— Begin Dataset records —
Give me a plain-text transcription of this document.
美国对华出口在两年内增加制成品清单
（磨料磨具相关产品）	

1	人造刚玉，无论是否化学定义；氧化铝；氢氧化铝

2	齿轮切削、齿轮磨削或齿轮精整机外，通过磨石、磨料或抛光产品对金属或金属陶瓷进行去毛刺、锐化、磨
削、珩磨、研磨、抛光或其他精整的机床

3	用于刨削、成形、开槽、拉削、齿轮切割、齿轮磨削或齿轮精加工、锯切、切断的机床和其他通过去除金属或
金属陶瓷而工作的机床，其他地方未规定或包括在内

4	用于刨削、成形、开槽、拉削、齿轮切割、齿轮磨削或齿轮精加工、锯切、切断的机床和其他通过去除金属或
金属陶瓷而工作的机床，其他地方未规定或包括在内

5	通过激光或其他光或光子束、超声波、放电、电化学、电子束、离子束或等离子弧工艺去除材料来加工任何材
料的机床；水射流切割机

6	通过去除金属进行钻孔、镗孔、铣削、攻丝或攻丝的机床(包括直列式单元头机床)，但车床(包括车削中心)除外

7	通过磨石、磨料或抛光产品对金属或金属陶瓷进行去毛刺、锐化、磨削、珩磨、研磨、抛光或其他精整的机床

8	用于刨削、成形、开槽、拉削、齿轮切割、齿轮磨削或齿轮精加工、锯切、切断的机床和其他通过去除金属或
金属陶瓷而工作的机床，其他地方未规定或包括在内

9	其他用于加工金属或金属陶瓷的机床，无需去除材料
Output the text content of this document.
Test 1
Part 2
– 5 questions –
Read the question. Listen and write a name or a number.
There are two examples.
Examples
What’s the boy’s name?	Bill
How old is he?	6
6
— End Dataset records —
— Begin Dataset records —
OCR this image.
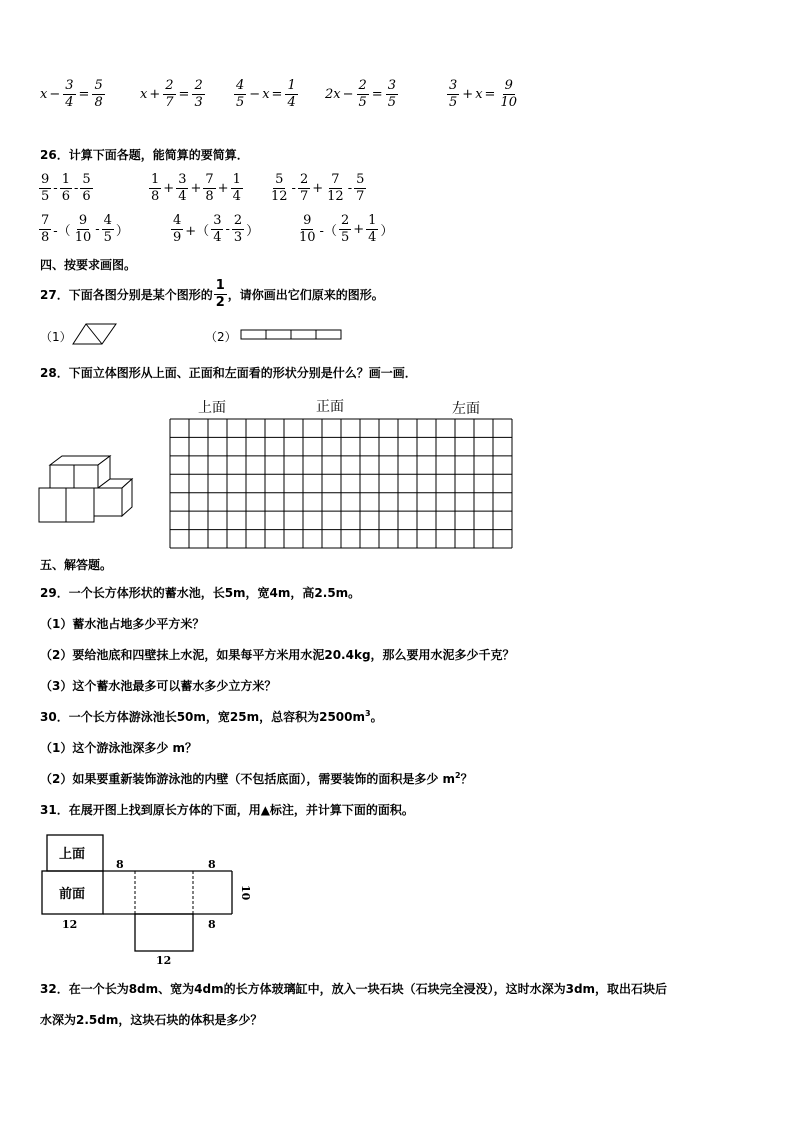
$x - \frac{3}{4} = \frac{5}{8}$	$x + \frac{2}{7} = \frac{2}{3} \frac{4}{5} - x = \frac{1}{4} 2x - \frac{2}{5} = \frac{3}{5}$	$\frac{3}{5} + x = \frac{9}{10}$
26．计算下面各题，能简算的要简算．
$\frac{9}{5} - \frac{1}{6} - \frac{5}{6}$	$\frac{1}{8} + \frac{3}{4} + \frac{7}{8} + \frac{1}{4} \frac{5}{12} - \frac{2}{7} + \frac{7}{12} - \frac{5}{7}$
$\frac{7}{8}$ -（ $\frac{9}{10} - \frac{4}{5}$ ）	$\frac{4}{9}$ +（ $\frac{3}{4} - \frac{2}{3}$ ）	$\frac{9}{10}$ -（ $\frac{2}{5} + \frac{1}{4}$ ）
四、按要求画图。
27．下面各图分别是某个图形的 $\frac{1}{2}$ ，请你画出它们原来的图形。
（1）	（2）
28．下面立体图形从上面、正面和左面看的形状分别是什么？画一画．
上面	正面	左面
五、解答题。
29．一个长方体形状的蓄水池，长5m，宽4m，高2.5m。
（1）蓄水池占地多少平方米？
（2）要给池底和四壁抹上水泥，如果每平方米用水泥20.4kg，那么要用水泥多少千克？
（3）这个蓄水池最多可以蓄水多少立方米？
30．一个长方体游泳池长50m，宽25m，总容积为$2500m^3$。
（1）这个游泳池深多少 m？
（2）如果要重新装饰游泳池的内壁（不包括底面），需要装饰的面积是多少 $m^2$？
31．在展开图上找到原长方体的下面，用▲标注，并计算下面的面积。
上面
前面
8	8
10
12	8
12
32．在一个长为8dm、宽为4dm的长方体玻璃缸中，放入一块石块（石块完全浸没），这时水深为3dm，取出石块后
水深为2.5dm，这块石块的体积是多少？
— End Dataset records —
> _Exercise_
Using the material above, copy every line in which the string "通过磨石" occurs.

> _Exercise solution_
2	齿轮切削、齿轮磨削或齿轮精整机外，通过磨石、磨料或抛光产品对金属或金属陶瓷进行去毛刺、锐化、磨
7	通过磨石、磨料或抛光产品对金属或金属陶瓷进行去毛刺、锐化、磨削、珩磨、研磨、抛光或其他精整的机床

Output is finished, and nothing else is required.